▸ Exercise
Rewrite everything from the start of the lines down to the line containing "242, 1010, 265]", replacing "titlebar" with "header-bar" and leaving all else unchanged.

▸ Dataset extract
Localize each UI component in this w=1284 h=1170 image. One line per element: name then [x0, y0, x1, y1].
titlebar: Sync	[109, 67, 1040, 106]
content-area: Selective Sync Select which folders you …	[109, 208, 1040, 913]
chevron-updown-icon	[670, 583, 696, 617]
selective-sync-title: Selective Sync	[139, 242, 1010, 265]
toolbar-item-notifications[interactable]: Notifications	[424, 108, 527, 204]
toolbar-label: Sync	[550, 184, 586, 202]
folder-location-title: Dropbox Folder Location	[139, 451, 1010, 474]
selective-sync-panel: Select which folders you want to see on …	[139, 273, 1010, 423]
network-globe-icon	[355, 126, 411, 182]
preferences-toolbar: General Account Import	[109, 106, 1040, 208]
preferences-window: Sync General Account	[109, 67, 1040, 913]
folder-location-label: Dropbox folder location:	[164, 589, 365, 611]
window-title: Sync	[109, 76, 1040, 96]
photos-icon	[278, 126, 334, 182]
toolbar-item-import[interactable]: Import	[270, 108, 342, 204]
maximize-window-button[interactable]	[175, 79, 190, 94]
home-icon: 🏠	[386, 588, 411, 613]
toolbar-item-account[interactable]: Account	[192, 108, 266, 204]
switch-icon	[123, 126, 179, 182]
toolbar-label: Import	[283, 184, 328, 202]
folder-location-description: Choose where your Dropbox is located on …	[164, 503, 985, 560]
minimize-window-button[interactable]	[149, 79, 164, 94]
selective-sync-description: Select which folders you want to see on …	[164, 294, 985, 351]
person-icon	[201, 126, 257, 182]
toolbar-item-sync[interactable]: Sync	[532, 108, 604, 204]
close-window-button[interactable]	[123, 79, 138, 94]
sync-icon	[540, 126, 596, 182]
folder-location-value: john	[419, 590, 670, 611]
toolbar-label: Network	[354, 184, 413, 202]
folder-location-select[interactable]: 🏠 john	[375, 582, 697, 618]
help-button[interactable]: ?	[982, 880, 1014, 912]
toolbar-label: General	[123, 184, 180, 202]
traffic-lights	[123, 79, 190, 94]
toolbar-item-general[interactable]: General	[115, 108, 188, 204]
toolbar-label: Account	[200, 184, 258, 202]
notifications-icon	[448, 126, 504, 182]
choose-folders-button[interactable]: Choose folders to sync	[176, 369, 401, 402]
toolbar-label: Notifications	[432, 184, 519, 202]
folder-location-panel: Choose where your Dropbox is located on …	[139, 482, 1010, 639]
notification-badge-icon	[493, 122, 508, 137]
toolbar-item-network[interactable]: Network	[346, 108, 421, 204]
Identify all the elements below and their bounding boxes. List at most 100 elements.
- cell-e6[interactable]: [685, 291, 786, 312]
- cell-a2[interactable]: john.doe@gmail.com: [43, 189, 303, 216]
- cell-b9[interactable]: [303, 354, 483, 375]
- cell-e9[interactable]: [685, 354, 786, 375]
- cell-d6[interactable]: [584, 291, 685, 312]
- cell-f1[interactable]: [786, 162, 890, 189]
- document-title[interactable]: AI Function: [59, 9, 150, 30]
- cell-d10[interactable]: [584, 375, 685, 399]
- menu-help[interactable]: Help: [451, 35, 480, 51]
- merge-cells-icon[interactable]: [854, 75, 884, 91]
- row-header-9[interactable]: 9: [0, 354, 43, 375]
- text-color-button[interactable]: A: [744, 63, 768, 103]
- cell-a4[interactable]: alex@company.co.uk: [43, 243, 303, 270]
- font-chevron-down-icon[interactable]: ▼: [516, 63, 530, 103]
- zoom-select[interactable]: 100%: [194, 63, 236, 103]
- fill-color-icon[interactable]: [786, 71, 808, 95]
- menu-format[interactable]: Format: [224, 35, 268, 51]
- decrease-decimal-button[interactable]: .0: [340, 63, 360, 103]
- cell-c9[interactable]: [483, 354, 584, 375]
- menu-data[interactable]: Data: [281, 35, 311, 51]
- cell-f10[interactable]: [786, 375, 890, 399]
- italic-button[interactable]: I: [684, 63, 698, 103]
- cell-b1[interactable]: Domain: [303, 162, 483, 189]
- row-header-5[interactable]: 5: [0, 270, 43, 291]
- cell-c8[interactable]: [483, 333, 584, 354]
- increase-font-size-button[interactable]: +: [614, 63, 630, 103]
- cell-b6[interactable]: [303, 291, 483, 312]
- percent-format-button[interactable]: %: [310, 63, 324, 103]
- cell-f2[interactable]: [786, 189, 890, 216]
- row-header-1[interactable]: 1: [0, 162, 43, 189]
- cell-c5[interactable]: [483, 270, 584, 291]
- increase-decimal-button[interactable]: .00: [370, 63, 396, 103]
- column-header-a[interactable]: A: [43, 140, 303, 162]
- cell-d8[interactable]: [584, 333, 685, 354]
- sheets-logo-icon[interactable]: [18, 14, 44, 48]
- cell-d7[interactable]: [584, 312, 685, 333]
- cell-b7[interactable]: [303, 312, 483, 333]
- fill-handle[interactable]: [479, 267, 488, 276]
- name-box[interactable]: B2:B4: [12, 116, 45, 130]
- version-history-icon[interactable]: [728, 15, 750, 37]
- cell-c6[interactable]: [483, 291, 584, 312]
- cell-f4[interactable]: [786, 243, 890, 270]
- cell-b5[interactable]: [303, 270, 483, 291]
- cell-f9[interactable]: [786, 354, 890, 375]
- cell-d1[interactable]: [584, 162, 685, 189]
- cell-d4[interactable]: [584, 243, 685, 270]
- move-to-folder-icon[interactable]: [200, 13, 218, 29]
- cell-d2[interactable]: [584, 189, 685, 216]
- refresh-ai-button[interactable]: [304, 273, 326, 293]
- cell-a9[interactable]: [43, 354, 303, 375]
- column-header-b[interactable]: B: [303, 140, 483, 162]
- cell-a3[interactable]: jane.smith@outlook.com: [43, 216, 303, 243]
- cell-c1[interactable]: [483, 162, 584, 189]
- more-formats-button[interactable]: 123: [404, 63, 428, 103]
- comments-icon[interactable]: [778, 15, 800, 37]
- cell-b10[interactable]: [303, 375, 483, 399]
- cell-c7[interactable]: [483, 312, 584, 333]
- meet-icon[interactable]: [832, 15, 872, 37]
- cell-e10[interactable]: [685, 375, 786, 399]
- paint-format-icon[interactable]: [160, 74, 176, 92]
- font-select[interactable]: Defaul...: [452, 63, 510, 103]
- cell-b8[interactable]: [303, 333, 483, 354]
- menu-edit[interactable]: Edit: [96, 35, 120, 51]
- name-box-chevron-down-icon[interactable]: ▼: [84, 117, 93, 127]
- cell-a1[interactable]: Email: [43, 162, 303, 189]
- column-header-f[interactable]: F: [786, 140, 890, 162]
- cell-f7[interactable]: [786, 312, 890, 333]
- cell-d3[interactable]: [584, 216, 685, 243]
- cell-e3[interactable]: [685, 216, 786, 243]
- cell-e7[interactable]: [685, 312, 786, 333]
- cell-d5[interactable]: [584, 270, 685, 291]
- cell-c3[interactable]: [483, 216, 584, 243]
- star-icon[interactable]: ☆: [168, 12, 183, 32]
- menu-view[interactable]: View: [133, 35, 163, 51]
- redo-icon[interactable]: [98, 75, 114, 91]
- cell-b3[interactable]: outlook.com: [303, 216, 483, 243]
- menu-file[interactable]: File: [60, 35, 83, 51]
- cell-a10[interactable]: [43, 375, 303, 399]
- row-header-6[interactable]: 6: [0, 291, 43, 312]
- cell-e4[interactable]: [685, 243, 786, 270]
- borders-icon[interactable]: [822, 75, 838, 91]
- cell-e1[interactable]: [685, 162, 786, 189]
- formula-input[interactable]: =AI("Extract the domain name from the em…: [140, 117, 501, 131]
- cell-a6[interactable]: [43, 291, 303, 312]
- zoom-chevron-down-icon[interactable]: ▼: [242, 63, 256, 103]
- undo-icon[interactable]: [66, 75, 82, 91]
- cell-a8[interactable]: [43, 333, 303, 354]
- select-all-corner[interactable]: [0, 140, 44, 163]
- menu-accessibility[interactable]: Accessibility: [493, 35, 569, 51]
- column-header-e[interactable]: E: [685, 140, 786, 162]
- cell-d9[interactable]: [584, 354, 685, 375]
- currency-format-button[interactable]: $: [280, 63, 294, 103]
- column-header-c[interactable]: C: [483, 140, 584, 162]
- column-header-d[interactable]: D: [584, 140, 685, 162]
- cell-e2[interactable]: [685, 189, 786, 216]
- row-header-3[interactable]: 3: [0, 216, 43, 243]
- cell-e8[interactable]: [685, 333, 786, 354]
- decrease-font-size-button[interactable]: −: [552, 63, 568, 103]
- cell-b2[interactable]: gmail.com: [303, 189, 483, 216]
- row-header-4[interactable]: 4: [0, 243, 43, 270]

▸ Complete response
Localize each UI component in this w=1284 h=1170 image. One line per element: name then [x0, y0, x1, y1].
header-bar: Sync	[109, 67, 1040, 106]
content-area: Selective Sync Select which folders you …	[109, 208, 1040, 913]
chevron-updown-icon	[670, 583, 696, 617]
selective-sync-title: Selective Sync	[139, 242, 1010, 265]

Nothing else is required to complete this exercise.